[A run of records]
◆ ◆ ◆ ◆
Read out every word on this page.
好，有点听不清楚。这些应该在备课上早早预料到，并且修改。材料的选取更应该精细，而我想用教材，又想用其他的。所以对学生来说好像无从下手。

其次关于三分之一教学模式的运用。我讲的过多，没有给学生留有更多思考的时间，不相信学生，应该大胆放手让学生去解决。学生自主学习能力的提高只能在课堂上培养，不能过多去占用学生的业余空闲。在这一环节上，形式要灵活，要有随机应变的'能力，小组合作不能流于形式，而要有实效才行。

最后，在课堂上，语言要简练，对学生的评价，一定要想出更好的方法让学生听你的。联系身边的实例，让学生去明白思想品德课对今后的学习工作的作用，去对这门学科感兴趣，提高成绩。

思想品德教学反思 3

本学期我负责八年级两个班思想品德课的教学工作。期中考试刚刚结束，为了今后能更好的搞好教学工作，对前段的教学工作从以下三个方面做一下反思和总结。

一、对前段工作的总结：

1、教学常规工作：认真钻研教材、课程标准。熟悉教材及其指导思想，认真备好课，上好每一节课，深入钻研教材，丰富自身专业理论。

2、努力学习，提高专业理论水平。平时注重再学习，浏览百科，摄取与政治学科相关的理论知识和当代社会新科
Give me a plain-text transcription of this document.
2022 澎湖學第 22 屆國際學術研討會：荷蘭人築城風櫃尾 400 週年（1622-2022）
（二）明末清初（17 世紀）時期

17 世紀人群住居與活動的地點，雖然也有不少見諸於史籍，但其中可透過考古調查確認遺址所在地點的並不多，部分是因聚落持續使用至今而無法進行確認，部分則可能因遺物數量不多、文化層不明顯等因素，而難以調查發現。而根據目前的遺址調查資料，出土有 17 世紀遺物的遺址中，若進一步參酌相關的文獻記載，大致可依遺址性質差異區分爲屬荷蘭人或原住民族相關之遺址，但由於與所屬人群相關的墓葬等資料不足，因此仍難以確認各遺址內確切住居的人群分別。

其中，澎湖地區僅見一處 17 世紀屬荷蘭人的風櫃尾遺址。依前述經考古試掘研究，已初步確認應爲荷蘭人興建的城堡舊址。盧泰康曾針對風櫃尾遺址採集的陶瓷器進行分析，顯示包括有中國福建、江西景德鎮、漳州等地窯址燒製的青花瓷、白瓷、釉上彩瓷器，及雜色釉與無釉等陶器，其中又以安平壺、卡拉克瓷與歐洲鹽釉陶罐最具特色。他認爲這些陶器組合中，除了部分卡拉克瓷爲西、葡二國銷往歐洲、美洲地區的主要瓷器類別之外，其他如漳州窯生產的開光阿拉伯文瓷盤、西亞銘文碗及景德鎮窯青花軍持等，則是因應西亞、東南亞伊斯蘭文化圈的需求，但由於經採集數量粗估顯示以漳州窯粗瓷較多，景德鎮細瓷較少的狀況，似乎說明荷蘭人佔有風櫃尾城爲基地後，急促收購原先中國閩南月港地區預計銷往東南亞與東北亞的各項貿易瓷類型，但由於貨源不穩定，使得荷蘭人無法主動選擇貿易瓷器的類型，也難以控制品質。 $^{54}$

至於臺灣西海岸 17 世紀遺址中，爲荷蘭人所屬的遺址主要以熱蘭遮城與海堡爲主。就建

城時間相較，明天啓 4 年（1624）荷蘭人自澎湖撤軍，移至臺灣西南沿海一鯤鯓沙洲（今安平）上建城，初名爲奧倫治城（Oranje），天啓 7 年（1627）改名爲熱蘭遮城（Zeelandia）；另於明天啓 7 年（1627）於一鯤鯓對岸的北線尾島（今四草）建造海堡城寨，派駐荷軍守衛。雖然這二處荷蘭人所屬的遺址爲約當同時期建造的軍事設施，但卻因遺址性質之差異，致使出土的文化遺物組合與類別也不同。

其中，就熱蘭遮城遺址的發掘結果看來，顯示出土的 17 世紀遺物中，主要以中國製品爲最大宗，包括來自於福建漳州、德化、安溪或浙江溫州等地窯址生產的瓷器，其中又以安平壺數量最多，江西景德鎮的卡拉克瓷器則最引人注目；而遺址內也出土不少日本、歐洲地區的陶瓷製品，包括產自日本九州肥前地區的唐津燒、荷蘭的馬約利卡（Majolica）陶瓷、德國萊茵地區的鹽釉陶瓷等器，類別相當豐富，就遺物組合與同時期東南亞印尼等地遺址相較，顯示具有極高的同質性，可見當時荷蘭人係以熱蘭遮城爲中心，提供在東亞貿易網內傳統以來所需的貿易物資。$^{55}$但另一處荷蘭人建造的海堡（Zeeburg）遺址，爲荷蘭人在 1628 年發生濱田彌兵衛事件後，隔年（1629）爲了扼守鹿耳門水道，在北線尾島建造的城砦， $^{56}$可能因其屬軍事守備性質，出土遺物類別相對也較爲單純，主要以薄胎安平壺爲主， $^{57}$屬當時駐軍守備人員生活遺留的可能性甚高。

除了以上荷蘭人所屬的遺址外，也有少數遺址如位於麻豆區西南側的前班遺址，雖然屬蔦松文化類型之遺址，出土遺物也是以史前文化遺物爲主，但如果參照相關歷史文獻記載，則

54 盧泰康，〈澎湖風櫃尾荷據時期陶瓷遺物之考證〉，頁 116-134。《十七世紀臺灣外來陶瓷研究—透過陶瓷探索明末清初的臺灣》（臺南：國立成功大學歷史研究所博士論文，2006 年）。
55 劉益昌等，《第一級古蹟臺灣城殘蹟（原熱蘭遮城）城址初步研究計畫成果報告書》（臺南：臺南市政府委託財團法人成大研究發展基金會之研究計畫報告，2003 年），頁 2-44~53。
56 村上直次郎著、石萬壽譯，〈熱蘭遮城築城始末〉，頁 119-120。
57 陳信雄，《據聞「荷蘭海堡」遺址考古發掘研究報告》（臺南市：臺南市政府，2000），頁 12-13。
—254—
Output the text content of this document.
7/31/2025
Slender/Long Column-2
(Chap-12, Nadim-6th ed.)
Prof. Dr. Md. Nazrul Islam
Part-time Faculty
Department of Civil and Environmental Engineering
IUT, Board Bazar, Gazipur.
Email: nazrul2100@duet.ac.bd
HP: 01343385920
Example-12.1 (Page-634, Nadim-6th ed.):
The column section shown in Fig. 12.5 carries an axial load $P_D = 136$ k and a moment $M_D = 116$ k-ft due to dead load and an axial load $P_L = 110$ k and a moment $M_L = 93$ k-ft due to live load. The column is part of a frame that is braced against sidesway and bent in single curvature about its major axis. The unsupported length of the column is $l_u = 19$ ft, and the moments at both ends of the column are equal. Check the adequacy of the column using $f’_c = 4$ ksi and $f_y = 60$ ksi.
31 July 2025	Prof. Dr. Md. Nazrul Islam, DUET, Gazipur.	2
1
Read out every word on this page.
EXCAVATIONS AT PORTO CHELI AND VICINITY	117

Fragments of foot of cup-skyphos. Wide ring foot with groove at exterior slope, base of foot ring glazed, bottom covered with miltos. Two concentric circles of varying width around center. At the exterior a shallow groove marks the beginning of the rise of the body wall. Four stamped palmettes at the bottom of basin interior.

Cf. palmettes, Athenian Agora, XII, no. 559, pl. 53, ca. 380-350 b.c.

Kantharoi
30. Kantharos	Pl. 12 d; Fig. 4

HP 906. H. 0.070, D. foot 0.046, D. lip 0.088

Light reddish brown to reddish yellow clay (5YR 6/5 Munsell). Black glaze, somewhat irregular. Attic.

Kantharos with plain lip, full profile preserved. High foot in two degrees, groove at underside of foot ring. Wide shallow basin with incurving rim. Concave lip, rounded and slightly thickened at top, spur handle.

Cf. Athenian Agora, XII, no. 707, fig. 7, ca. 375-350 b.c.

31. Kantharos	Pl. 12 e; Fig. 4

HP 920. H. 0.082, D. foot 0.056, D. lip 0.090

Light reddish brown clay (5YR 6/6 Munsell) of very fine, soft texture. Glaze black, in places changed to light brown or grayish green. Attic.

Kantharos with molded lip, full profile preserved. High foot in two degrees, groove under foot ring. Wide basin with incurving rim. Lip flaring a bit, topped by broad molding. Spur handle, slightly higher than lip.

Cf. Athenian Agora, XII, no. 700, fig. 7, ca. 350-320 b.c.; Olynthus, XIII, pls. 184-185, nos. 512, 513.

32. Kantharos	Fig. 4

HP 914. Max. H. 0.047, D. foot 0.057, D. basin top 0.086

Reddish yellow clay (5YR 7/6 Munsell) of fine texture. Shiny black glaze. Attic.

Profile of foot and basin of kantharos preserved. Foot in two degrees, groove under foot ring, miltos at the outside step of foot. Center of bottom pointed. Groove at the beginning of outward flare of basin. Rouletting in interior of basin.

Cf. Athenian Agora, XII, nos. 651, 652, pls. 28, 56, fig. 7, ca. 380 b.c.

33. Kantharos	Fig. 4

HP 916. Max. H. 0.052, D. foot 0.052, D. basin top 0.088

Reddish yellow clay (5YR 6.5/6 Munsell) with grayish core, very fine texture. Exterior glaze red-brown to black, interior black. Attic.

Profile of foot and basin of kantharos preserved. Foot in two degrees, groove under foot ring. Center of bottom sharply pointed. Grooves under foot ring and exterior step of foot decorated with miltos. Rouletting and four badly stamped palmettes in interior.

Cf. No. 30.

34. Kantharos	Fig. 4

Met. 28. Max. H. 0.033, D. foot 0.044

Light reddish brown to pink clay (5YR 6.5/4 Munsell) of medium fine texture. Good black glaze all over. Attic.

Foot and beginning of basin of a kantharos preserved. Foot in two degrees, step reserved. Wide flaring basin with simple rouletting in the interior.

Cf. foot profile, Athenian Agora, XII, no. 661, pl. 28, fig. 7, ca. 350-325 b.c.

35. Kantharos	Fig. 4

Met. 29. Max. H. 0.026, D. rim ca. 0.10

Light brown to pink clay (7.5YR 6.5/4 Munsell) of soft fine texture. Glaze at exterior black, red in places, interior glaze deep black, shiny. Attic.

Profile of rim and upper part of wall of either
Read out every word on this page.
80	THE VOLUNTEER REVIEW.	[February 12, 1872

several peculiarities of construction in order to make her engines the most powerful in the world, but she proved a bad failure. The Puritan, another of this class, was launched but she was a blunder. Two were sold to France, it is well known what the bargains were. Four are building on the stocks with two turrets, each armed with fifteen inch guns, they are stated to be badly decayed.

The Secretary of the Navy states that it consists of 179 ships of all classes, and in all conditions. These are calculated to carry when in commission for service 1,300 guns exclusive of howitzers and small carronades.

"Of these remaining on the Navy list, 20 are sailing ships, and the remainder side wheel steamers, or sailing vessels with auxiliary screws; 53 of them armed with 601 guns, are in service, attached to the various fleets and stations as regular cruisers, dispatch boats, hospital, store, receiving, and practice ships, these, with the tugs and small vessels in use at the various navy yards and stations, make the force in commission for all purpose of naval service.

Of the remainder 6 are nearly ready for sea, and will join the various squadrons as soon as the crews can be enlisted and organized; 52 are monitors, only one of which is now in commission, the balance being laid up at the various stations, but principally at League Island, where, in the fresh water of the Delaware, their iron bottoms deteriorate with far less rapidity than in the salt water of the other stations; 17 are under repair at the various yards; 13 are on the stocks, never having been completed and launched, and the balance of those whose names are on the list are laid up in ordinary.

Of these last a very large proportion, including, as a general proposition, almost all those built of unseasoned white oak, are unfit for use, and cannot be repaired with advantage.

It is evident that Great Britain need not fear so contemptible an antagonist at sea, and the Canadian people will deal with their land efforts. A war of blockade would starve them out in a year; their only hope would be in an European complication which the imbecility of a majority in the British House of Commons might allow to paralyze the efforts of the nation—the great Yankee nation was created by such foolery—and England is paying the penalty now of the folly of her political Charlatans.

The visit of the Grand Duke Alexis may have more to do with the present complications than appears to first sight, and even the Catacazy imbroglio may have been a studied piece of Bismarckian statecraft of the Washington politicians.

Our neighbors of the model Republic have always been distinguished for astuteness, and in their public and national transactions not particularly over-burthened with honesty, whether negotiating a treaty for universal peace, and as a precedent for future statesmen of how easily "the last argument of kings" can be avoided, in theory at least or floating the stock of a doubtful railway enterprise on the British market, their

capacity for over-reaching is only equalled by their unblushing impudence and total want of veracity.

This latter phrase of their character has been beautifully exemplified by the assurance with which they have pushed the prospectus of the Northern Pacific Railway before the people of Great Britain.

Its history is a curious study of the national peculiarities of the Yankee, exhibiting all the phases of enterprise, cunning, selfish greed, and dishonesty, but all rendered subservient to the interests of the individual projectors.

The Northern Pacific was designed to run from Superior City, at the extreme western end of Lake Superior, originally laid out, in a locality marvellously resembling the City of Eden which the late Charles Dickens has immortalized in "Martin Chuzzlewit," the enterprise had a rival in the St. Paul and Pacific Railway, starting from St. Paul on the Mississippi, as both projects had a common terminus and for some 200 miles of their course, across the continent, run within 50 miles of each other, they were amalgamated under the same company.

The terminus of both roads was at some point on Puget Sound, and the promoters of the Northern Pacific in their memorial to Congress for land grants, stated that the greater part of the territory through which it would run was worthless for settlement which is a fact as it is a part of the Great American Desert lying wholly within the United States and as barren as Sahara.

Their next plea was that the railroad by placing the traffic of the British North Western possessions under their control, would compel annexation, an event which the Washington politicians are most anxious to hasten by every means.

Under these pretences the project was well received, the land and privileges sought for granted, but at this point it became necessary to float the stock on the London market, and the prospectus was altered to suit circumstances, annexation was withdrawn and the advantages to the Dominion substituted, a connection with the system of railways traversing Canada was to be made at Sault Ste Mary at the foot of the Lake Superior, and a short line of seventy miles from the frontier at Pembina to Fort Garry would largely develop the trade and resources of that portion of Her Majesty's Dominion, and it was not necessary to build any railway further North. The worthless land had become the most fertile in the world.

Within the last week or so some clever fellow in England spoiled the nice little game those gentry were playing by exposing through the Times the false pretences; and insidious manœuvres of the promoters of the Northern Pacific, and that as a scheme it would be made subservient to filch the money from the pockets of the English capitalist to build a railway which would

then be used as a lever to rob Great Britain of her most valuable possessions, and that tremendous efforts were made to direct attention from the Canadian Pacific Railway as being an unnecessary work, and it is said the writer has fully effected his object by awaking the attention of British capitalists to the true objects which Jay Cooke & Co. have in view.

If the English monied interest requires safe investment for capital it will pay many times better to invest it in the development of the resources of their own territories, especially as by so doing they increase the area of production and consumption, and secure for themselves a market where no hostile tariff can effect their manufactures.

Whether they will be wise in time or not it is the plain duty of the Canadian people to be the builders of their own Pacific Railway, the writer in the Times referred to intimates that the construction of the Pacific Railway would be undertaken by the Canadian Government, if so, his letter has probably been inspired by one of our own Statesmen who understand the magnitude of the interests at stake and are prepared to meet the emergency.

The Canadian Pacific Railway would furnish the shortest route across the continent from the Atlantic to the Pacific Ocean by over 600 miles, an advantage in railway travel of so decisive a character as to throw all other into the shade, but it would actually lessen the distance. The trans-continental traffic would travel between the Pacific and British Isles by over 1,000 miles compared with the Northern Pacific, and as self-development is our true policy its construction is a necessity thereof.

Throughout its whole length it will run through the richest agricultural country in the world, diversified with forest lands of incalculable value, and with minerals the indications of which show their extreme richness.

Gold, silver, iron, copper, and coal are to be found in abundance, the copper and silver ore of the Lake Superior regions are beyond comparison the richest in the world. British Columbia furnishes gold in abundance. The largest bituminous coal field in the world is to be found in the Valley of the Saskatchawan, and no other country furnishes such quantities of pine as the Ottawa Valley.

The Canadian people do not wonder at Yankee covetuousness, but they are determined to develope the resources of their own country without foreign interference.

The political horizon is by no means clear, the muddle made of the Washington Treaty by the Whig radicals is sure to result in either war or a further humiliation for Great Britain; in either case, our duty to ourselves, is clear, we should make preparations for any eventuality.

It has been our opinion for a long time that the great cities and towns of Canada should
◆ ◆ ◆ ◆
Directions: Where a line in the entries holds the word "pink", copy that line.

Exercise result:
Light reddish brown to pink clay (5YR 6.5/4 Munsell) of medium fine texture. Good black glaze all over. Attic.
Light brown to pink clay (7.5YR 6.5/4 Munsell) of soft fine texture. Glaze at exterior black, red in places, interior glaze deep black, shiny. Attic.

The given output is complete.